* **Problem requirements**:
Without the pictures, print each of the records below exactly as it appears.

======== Records provided

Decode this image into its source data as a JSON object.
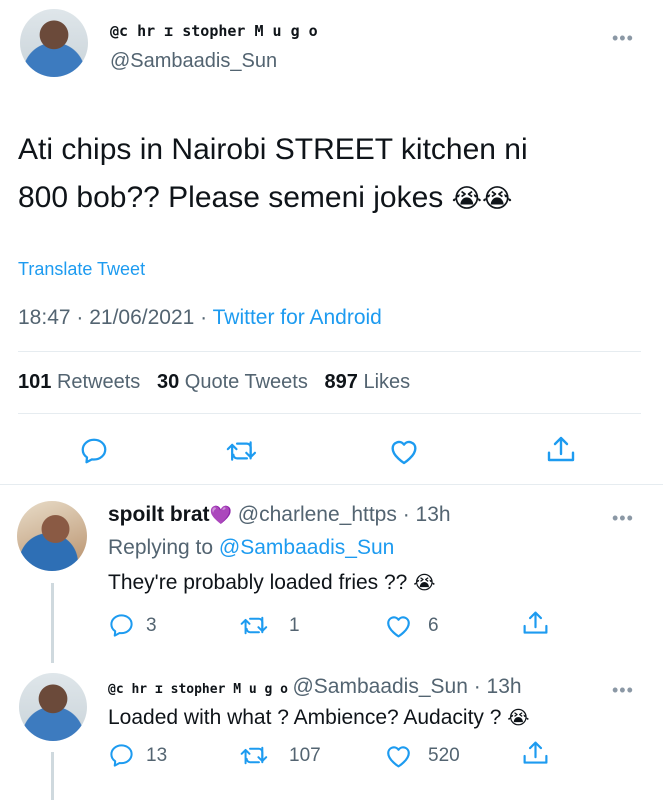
{
  "main_tweet": {
    "display_name": "@c hr ɪ stopher  M u g o",
    "handle": "@Sambaadis_Sun",
    "text_line1": "Ati chips in Nairobi STREET kitchen ni",
    "text_line2": "800 bob?? Please semeni jokes",
    "emoji": "😭😭",
    "translate": "Translate Tweet",
    "timestamp": "18:47 · 21/06/2021 · ",
    "source": "Twitter for Android",
    "retweets_count": "101",
    "retweets_label": "Retweets",
    "quotes_count": "30",
    "quotes_label": "Quote Tweets",
    "likes_count": "897",
    "likes_label": "Likes",
    "more": "•••"
  },
  "reply1": {
    "display_name": "spoilt brat",
    "emoji_heart": "💜",
    "handle_time": "@charlene_https · 13h",
    "replying_prefix": "Replying to ",
    "replying_to": "@Sambaadis_Sun",
    "text": "They're probably loaded fries ??",
    "emoji": "😭",
    "reply_count": "3",
    "retweet_count": "1",
    "like_count": "6",
    "more": "•••"
  },
  "reply2": {
    "display_name": "@c hr ɪ stopher  M u g o",
    "handle_time": "@Sambaadis_Sun · 13h",
    "text": "Loaded with what ? Ambience? Audacity ?",
    "emoji": "😭",
    "reply_count": "13",
    "retweet_count": "107",
    "like_count": "520",
    "more": "•••"
  },
  "icons": {
    "reply": "reply-icon",
    "retweet": "retweet-icon",
    "like": "heart-icon",
    "share": "share-icon"
  },
  "colors": {
    "accent": "#1d9bf0",
    "secondary": "#536471",
    "divider": "#e6ecf0"
  }
}
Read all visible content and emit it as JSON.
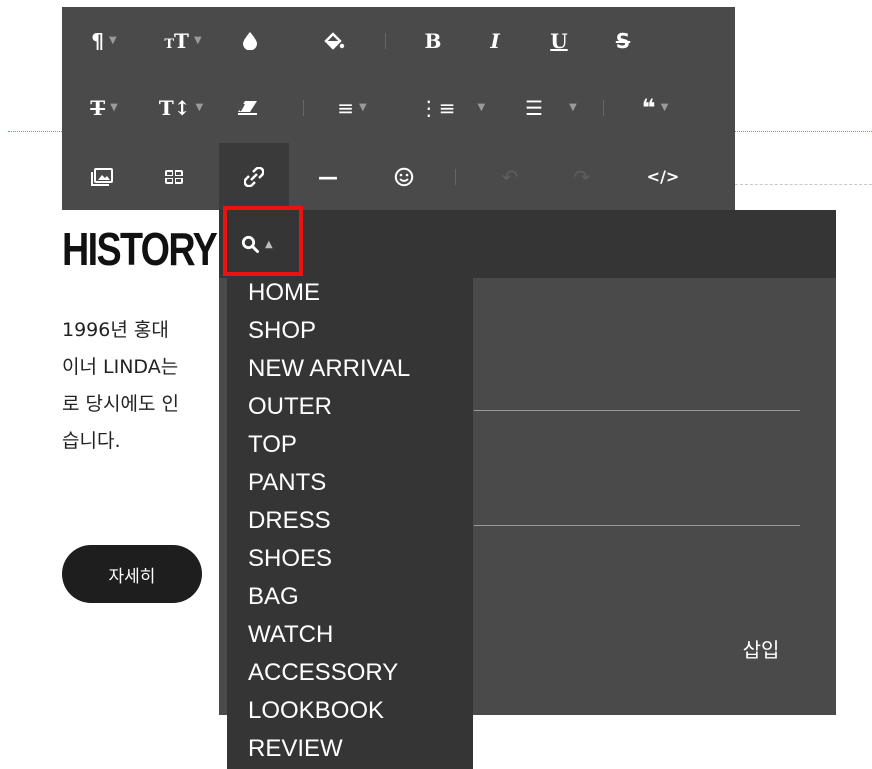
{
  "page": {
    "title": "HISTORY",
    "body_lines": [
      "1996년 홍대",
      "이너 LINDA는",
      "로 당시에도 인",
      "습니다."
    ],
    "more_button": "자세히"
  },
  "toolbar": {
    "rows": [
      [
        {
          "name": "paragraph-style-button",
          "icon": "¶",
          "caret": true
        },
        {
          "name": "font-size-button",
          "icon": "ᴛT",
          "caret": true
        },
        {
          "name": "font-color-button",
          "icon": "💧",
          "caret": false
        },
        {
          "name": "highlight-color-button",
          "icon": "⛾",
          "caret": false
        },
        {
          "name": "bold-button",
          "icon": "B",
          "caret": false
        },
        {
          "name": "italic-button",
          "icon": "I",
          "caret": false
        },
        {
          "name": "underline-button",
          "icon": "U",
          "caret": false
        },
        {
          "name": "strikethrough-button",
          "icon": "S",
          "caret": false
        }
      ],
      [
        {
          "name": "text-format-button",
          "icon": "Ŧ",
          "caret": true
        },
        {
          "name": "line-height-button",
          "icon": "T↕",
          "caret": true
        },
        {
          "name": "clear-format-button",
          "icon": "⌫",
          "caret": false
        },
        {
          "name": "align-button",
          "icon": "≡",
          "caret": true
        },
        {
          "name": "ordered-list-button",
          "icon": "⒈",
          "caret": true
        },
        {
          "name": "bullet-list-button",
          "icon": "☰",
          "caret": true
        },
        {
          "name": "quote-button",
          "icon": "❝",
          "caret": true
        }
      ],
      [
        {
          "name": "image-button",
          "icon": "▣",
          "caret": false
        },
        {
          "name": "table-button",
          "icon": "⊞",
          "caret": false
        },
        {
          "name": "link-button",
          "icon": "∞",
          "caret": false
        },
        {
          "name": "horizontal-rule-button",
          "icon": "—",
          "caret": false
        },
        {
          "name": "emoji-button",
          "icon": "☺",
          "caret": false
        },
        {
          "name": "undo-button",
          "icon": "↶",
          "caret": false
        },
        {
          "name": "redo-button",
          "icon": "↷",
          "caret": false
        },
        {
          "name": "html-source-button",
          "icon": "</>",
          "caret": false
        }
      ]
    ]
  },
  "link_dialog": {
    "search_icon": "search-icon",
    "insert_label": "삽입",
    "menu_items": [
      "HOME",
      "SHOP",
      "NEW ARRIVAL",
      "OUTER",
      "TOP",
      "PANTS",
      "DRESS",
      "SHOES",
      "BAG",
      "WATCH",
      "ACCESSORY",
      "LOOKBOOK",
      "REVIEW"
    ]
  },
  "colors": {
    "toolbar_bg": "#4a4a4a",
    "dropdown_bg": "#353535",
    "highlight_red": "#ee1111",
    "button_dark": "#1e1e1e"
  }
}
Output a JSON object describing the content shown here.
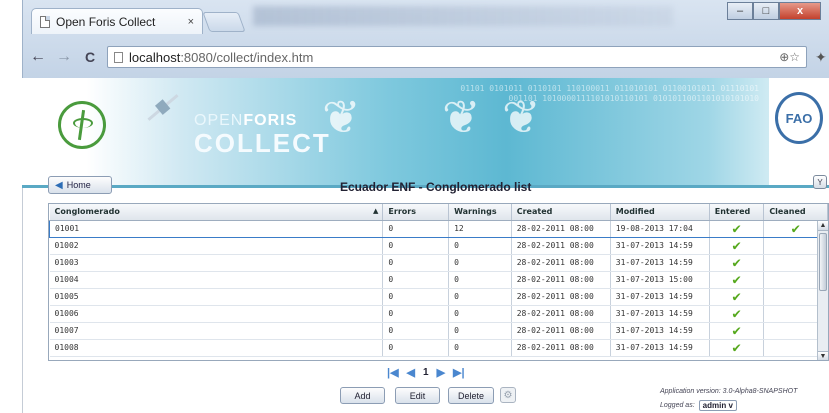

================

* **Written solution**:
Decode this image into its source data as a JSON object.
{
  "main_tweet": {
    "display_name": "@c hr ɪ stopher  M u g o",
    "handle": "@Sambaadis_Sun",
    "text_line1": "Ati chips in Nairobi STREET kitchen ni",
    "text_line2": "800 bob?? Please semeni jokes",
    "emoji": "😭😭",
    "translate": "Translate Tweet",
    "timestamp": "18:47 · 21/06/2021 · ",
    "source": "Twitter for Android",
    "retweets_count": "101",
    "retweets_label": "Retweets",
    "quotes_count": "30",
    "quotes_label": "Quote Tweets",
    "likes_count": "897",
    "likes_label": "Likes",
    "more": "•••"
  },
  "reply1": {
    "display_name": "spoilt brat",
    "emoji_heart": "💜",
    "handle_time": "@charlene_https · 13h",
    "replying_prefix": "Replying to ",
    "replying_to": "@Sambaadis_Sun",
    "text": "They're probably loaded fries ??",
    "emoji": "😭",
    "reply_count": "3",
    "retweet_count": "1",
    "like_count": "6",
    "more": "•••"
  },
  "reply2": {
    "display_name": "@c hr ɪ stopher  M u g o",
    "handle_time": "@Sambaadis_Sun · 13h",
    "text": "Loaded with what ? Ambience? Audacity ?",
    "emoji": "😭",
    "reply_count": "13",
    "retweet_count": "107",
    "like_count": "520",
    "more": "•••"
  },
  "icons": {
    "reply": "reply-icon",
    "retweet": "retweet-icon",
    "like": "heart-icon",
    "share": "share-icon"
  },
  "colors": {
    "accent": "#1d9bf0",
    "secondary": "#536471",
    "divider": "#e6ecf0"
  }
}
Read all visible content and emit it as JSON.
{
  "page": {
    "title": "HISTORY",
    "body_lines": [
      "1996년 홍대",
      "이너 LINDA는",
      "로 당시에도 인",
      "습니다."
    ],
    "more_button": "자세히"
  },
  "toolbar": {
    "rows": [
      [
        {
          "name": "paragraph-style-button",
          "icon": "¶",
          "caret": true
        },
        {
          "name": "font-size-button",
          "icon": "ᴛT",
          "caret": true
        },
        {
          "name": "font-color-button",
          "icon": "💧",
          "caret": false
        },
        {
          "name": "highlight-color-button",
          "icon": "⛾",
          "caret": false
        },
        {
          "name": "bold-button",
          "icon": "B",
          "caret": false
        },
        {
          "name": "italic-button",
          "icon": "I",
          "caret": false
        },
        {
          "name": "underline-button",
          "icon": "U",
          "caret": false
        },
        {
          "name": "strikethrough-button",
          "icon": "S",
          "caret": false
        }
      ],
      [
        {
          "name": "text-format-button",
          "icon": "Ŧ",
          "caret": true
        },
        {
          "name": "line-height-button",
          "icon": "T↕",
          "caret": true
        },
        {
          "name": "clear-format-button",
          "icon": "⌫",
          "caret": false
        },
        {
          "name": "align-button",
          "icon": "≡",
          "caret": true
        },
        {
          "name": "ordered-list-button",
          "icon": "⒈",
          "caret": true
        },
        {
          "name": "bullet-list-button",
          "icon": "☰",
          "caret": true
        },
        {
          "name": "quote-button",
          "icon": "❝",
          "caret": true
        }
      ],
      [
        {
          "name": "image-button",
          "icon": "▣",
          "caret": false
        },
        {
          "name": "table-button",
          "icon": "⊞",
          "caret": false
        },
        {
          "name": "link-button",
          "icon": "∞",
          "caret": false
        },
        {
          "name": "horizontal-rule-button",
          "icon": "—",
          "caret": false
        },
        {
          "name": "emoji-button",
          "icon": "☺",
          "caret": false
        },
        {
          "name": "undo-button",
          "icon": "↶",
          "caret": false
        },
        {
          "name": "redo-button",
          "icon": "↷",
          "caret": false
        },
        {
          "name": "html-source-button",
          "icon": "</>",
          "caret": false
        }
      ]
    ]
  },
  "link_dialog": {
    "search_icon": "search-icon",
    "insert_label": "삽입",
    "menu_items": [
      "HOME",
      "SHOP",
      "NEW ARRIVAL",
      "OUTER",
      "TOP",
      "PANTS",
      "DRESS",
      "SHOES",
      "BAG",
      "WATCH",
      "ACCESSORY",
      "LOOKBOOK",
      "REVIEW"
    ]
  },
  "colors": {
    "toolbar_bg": "#4a4a4a",
    "dropdown_bg": "#353535",
    "highlight_red": "#ee1111",
    "button_dark": "#1e1e1e"
  }
}
Output a JSON object describing the content shown here.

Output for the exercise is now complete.